== Given task ==
Work out how many lines in the listing below include the word "Scientifico". Give nothing but the number.

== Data extract ==
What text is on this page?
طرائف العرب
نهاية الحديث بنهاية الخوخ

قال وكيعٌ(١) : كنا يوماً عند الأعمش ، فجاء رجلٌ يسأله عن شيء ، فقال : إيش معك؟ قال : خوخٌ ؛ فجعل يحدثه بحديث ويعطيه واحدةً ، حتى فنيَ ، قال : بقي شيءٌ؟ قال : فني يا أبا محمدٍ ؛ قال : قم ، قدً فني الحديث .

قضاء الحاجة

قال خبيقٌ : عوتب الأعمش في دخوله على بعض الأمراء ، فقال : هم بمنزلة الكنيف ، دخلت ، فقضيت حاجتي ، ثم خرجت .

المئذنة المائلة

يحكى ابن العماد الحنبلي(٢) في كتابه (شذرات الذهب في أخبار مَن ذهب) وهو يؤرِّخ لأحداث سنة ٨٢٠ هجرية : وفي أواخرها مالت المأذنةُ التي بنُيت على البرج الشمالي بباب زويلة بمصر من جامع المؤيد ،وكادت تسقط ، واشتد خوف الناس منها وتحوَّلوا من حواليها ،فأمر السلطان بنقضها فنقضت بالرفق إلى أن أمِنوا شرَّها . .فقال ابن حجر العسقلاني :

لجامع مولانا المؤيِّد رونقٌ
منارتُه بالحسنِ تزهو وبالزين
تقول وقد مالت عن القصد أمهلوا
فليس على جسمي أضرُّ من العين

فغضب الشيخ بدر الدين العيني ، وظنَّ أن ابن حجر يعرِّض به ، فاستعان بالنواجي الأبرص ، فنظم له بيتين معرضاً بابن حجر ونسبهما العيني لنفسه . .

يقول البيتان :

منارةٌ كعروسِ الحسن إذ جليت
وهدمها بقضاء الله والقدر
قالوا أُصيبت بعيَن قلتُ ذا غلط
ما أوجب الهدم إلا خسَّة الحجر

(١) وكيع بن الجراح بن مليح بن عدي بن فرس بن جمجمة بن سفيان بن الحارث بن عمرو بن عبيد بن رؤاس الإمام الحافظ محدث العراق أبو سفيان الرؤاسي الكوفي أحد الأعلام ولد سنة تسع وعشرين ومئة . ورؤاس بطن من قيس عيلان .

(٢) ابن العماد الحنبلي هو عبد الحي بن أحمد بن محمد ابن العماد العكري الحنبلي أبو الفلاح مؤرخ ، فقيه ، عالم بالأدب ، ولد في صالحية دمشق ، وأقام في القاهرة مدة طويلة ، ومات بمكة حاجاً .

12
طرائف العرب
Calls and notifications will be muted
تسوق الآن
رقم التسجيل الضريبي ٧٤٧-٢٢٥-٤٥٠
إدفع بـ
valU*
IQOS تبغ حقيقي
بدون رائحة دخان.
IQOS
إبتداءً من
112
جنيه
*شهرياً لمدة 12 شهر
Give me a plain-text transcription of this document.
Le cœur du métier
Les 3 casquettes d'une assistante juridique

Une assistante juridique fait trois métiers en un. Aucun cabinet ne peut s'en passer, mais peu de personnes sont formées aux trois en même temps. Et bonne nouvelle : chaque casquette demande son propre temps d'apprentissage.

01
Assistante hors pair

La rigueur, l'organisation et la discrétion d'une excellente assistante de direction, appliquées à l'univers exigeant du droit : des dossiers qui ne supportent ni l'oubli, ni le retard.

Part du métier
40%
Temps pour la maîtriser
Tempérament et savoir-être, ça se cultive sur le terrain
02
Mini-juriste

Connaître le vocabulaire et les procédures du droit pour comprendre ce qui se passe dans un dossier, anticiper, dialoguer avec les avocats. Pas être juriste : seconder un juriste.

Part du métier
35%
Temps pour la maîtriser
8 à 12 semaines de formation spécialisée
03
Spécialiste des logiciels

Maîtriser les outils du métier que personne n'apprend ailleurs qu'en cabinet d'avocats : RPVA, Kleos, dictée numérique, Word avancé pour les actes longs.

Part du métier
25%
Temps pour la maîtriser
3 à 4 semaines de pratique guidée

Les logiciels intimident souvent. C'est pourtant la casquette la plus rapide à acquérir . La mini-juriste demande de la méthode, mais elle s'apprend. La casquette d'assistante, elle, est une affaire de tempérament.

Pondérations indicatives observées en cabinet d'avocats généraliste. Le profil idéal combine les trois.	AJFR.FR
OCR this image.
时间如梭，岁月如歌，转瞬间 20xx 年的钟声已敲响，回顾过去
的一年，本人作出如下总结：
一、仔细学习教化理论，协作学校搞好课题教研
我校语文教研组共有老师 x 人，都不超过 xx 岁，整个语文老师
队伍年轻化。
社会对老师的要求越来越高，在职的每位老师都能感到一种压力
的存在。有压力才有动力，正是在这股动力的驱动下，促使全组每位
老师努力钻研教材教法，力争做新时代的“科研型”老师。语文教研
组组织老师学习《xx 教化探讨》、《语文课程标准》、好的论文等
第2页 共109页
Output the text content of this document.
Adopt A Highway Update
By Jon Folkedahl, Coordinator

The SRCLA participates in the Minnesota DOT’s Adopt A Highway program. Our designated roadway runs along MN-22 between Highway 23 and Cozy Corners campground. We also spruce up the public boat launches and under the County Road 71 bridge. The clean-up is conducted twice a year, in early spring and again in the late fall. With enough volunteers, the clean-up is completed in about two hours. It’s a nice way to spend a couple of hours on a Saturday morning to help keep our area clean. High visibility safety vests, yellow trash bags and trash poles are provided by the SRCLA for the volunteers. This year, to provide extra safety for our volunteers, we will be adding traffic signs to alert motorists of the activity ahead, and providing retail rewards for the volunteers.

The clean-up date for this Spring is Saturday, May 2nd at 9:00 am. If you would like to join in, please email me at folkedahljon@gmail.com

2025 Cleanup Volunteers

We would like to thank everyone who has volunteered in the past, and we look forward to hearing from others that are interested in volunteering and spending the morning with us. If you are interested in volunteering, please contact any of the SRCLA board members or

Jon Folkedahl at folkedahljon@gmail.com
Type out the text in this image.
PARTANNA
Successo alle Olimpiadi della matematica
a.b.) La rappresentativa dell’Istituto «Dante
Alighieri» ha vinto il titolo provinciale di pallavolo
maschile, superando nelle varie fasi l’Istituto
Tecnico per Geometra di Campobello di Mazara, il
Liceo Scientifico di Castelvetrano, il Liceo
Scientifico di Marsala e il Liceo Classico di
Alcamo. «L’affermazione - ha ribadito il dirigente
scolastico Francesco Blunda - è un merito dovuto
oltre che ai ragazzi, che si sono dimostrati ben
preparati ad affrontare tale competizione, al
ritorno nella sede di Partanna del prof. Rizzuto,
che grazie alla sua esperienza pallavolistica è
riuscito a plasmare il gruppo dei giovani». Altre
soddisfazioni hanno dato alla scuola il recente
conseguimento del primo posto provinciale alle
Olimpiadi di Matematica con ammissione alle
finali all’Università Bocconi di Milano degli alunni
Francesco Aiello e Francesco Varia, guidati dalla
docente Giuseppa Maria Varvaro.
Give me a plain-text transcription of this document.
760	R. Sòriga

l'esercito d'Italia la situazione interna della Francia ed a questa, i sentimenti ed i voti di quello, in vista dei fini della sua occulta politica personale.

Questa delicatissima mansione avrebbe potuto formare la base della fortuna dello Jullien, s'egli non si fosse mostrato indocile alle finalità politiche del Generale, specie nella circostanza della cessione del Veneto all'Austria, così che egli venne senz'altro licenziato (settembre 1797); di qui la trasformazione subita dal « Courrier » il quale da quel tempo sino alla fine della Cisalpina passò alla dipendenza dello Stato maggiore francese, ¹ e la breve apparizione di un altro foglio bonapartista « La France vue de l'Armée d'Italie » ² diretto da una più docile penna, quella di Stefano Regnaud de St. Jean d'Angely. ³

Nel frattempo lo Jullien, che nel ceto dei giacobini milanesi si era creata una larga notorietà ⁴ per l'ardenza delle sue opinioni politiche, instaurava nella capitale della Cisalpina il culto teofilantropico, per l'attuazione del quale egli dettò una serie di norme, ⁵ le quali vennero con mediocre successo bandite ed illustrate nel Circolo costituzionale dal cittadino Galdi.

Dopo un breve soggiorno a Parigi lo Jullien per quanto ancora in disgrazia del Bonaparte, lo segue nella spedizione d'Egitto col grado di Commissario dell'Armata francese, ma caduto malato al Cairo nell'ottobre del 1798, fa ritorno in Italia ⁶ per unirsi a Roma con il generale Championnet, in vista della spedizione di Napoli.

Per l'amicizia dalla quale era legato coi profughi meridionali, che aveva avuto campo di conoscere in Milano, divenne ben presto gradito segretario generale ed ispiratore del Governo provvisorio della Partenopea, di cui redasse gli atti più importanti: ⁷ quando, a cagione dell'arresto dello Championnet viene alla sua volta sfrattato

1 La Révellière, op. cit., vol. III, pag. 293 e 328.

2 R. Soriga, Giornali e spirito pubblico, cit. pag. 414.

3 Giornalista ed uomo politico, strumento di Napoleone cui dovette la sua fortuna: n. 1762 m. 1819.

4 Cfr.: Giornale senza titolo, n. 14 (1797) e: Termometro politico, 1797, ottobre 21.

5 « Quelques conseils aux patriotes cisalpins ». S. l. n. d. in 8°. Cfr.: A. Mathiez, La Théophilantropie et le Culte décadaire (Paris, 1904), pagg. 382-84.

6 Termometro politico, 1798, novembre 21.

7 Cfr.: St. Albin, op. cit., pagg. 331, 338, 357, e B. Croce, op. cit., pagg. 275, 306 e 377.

== Response to the exercise ==
2